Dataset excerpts
==================================================
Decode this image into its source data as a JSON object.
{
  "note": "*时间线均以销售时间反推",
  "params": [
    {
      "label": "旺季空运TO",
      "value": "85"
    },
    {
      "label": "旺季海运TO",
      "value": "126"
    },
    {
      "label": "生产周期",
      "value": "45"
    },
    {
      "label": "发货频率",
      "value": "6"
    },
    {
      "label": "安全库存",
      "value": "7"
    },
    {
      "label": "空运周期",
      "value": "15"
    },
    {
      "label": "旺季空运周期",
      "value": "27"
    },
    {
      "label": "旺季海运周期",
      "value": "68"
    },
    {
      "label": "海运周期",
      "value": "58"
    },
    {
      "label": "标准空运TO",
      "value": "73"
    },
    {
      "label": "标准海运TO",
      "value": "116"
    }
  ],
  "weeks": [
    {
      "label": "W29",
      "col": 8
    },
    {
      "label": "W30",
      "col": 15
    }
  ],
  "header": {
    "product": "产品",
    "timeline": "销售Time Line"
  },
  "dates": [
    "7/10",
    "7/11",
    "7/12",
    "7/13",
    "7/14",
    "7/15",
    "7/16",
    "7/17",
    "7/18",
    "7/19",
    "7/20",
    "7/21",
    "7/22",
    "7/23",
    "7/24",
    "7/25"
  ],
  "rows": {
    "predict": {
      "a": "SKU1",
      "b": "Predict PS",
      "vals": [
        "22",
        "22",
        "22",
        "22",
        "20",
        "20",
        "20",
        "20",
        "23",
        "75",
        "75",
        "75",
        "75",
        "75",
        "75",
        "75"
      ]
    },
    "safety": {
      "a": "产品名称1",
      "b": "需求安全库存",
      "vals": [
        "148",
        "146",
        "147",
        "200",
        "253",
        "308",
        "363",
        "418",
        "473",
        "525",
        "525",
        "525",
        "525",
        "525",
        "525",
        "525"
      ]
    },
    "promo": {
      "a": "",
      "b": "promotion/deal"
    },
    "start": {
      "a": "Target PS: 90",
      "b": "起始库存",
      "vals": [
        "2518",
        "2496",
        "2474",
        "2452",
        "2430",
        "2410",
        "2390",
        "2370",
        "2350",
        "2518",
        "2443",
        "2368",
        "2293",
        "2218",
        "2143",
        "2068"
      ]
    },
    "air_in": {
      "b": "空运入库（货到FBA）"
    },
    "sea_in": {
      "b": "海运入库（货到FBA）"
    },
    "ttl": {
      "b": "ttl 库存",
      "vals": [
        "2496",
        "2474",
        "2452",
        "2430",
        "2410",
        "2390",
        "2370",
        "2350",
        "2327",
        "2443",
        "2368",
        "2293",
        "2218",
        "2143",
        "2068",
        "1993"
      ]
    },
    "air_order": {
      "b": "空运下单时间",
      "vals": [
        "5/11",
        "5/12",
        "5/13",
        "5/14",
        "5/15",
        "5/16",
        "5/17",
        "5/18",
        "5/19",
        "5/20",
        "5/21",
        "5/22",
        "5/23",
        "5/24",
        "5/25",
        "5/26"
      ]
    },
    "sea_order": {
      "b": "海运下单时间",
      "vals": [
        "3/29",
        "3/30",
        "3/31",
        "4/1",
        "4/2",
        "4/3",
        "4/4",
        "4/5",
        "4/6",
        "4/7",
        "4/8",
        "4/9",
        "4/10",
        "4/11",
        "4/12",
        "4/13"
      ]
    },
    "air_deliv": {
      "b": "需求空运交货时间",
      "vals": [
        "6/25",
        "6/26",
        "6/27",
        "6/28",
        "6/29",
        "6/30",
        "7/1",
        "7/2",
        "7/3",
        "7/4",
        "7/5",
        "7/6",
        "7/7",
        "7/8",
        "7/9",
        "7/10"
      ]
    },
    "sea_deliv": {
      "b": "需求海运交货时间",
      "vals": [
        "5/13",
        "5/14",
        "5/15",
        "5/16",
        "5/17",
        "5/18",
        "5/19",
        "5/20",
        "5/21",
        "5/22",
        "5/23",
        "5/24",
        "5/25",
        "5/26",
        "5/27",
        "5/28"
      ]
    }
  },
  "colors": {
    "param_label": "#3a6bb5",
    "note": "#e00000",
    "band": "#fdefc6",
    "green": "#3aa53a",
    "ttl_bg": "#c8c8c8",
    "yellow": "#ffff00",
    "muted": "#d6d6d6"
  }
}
==================================================
WHAT YOU SHOULD DO
Repeat the data verbatim.

THE ANSWER
Decode this image into its source data as a JSON object.
{
  "note": "*时间线均以销售时间反推",
  "params": [
    {
      "label": "旺季空运TO",
      "value": "85"
    },
    {
      "label": "旺季海运TO",
      "value": "126"
    },
    {
      "label": "生产周期",
      "value": "45"
    },
    {
      "label": "发货频率",
      "value": "6"
    },
    {
      "label": "安全库存",
      "value": "7"
    },
    {
      "label": "空运周期",
      "value": "15"
    },
    {
      "label": "旺季空运周期",
      "value": "27"
    },
    {
      "label": "旺季海运周期",
      "value": "68"
    },
    {
      "label": "海运周期",
      "value": "58"
    },
    {
      "label": "标准空运TO",
      "value": "73"
    },
    {
      "label": "标准海运TO",
      "value": "116"
    }
  ],
  "weeks": [
    {
      "label": "W29",
      "col": 8
    },
    {
      "label": "W30",
      "col": 15
    }
  ],
  "header": {
    "product": "产品",
    "timeline": "销售Time Line"
  },
  "dates": [
    "7/10",
    "7/11",
    "7/12",
    "7/13",
    "7/14",
    "7/15",
    "7/16",
    "7/17",
    "7/18",
    "7/19",
    "7/20",
    "7/21",
    "7/22",
    "7/23",
    "7/24",
    "7/25"
  ],
  "rows": {
    "predict": {
      "a": "SKU1",
      "b": "Predict PS",
      "vals": [
        "22",
        "22",
        "22",
        "22",
        "20",
        "20",
        "20",
        "20",
        "23",
        "75",
        "75",
        "75",
        "75",
        "75",
        "75",
        "75"
      ]
    },
    "safety": {
      "a": "产品名称1",
      "b": "需求安全库存",
      "vals": [
        "148",
        "146",
        "147",
        "200",
        "253",
        "308",
        "363",
        "418",
        "473",
        "525",
        "525",
        "525",
        "525",
        "525",
        "525",
        "525"
      ]
    },
    "promo": {
      "a": "",
      "b": "promotion/deal"
    },
    "start": {
      "a": "Target PS: 90",
      "b": "起始库存",
      "vals": [
        "2518",
        "2496",
        "2474",
        "2452",
        "2430",
        "2410",
        "2390",
        "2370",
        "2350",
        "2518",
        "2443",
        "2368",
        "2293",
        "2218",
        "2143",
        "2068"
      ]
    },
    "air_in": {
      "b": "空运入库（货到FBA）"
    },
    "sea_in": {
      "b": "海运入库（货到FBA）"
    },
    "ttl": {
      "b": "ttl 库存",
      "vals": [
        "2496",
        "2474",
        "2452",
        "2430",
        "2410",
        "2390",
        "2370",
        "2350",
        "2327",
        "2443",
        "2368",
        "2293",
        "2218",
        "2143",
        "2068",
        "1993"
      ]
    },
    "air_order": {
      "b": "空运下单时间",
      "vals": [
        "5/11",
        "5/12",
        "5/13",
        "5/14",
        "5/15",
        "5/16",
        "5/17",
        "5/18",
        "5/19",
        "5/20",
        "5/21",
        "5/22",
        "5/23",
        "5/24",
        "5/25",
        "5/26"
      ]
    },
    "sea_order": {
      "b": "海运下单时间",
      "vals": [
        "3/29",
        "3/30",
        "3/31",
        "4/1",
        "4/2",
        "4/3",
        "4/4",
        "4/5",
        "4/6",
        "4/7",
        "4/8",
        "4/9",
        "4/10",
        "4/11",
        "4/12",
        "4/13"
      ]
    },
    "air_deliv": {
      "b": "需求空运交货时间",
      "vals": [
        "6/25",
        "6/26",
        "6/27",
        "6/28",
        "6/29",
        "6/30",
        "7/1",
        "7/2",
        "7/3",
        "7/4",
        "7/5",
        "7/6",
        "7/7",
        "7/8",
        "7/9",
        "7/10"
      ]
    },
    "sea_deliv": {
      "b": "需求海运交货时间",
      "vals": [
        "5/13",
        "5/14",
        "5/15",
        "5/16",
        "5/17",
        "5/18",
        "5/19",
        "5/20",
        "5/21",
        "5/22",
        "5/23",
        "5/24",
        "5/25",
        "5/26",
        "5/27",
        "5/28"
      ]
    }
  },
  "colors": {
    "param_label": "#3a6bb5",
    "note": "#e00000",
    "band": "#fdefc6",
    "green": "#3aa53a",
    "ttl_bg": "#c8c8c8",
    "yellow": "#ffff00",
    "muted": "#d6d6d6"
  }
}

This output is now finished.